Problem details:
Omit all pictures and give the records below again exactly as written.

Stored rows:

########

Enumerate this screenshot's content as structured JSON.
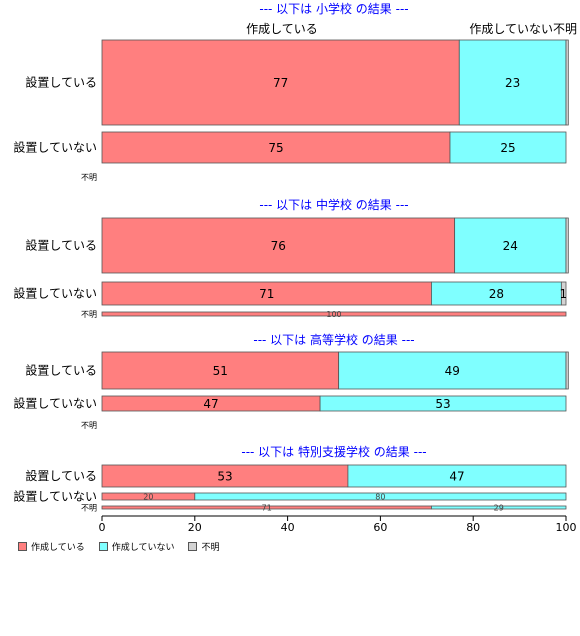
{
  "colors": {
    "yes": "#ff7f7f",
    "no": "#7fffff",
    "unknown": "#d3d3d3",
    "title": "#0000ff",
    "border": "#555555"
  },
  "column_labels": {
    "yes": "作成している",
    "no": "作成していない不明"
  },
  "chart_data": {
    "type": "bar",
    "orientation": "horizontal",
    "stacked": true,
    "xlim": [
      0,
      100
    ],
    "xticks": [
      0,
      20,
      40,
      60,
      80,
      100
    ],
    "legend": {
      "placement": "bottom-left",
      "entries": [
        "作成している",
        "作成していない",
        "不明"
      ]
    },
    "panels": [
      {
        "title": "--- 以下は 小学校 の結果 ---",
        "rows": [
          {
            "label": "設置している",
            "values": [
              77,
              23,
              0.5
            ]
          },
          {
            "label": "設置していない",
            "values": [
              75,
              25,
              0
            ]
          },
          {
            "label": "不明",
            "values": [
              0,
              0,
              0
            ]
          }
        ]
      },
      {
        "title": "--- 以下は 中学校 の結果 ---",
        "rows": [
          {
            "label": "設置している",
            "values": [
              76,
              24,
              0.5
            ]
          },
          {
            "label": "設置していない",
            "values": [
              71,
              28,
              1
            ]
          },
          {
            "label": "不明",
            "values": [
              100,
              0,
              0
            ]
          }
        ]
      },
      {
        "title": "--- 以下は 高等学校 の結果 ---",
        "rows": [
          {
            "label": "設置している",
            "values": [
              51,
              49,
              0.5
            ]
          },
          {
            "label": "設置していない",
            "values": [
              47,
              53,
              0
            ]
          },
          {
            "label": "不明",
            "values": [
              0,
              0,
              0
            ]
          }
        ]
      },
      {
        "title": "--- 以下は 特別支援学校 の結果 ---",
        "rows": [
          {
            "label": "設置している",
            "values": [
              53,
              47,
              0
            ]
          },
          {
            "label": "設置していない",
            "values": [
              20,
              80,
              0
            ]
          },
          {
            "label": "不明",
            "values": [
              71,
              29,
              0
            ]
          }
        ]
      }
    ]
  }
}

########

Solution to this task:
Enumerate this screenshot's content as structured JSON.
{
  "colors": {
    "yes": "#ff7f7f",
    "no": "#7fffff",
    "unknown": "#d3d3d3",
    "title": "#0000ff",
    "border": "#555555"
  },
  "column_labels": {
    "yes": "作成している",
    "no": "作成していない不明"
  },
  "chart_data": {
    "type": "bar",
    "orientation": "horizontal",
    "stacked": true,
    "xlim": [
      0,
      100
    ],
    "xticks": [
      0,
      20,
      40,
      60,
      80,
      100
    ],
    "legend": {
      "placement": "bottom-left",
      "entries": [
        "作成している",
        "作成していない",
        "不明"
      ]
    },
    "panels": [
      {
        "title": "--- 以下は 小学校 の結果 ---",
        "rows": [
          {
            "label": "設置している",
            "values": [
              77,
              23,
              0.5
            ]
          },
          {
            "label": "設置していない",
            "values": [
              75,
              25,
              0
            ]
          },
          {
            "label": "不明",
            "values": [
              0,
              0,
              0
            ]
          }
        ]
      },
      {
        "title": "--- 以下は 中学校 の結果 ---",
        "rows": [
          {
            "label": "設置している",
            "values": [
              76,
              24,
              0.5
            ]
          },
          {
            "label": "設置していない",
            "values": [
              71,
              28,
              1
            ]
          },
          {
            "label": "不明",
            "values": [
              100,
              0,
              0
            ]
          }
        ]
      },
      {
        "title": "--- 以下は 高等学校 の結果 ---",
        "rows": [
          {
            "label": "設置している",
            "values": [
              51,
              49,
              0.5
            ]
          },
          {
            "label": "設置していない",
            "values": [
              47,
              53,
              0
            ]
          },
          {
            "label": "不明",
            "values": [
              0,
              0,
              0
            ]
          }
        ]
      },
      {
        "title": "--- 以下は 特別支援学校 の結果 ---",
        "rows": [
          {
            "label": "設置している",
            "values": [
              53,
              47,
              0
            ]
          },
          {
            "label": "設置していない",
            "values": [
              20,
              80,
              0
            ]
          },
          {
            "label": "不明",
            "values": [
              71,
              29,
              0
            ]
          }
        ]
      }
    ]
  }
}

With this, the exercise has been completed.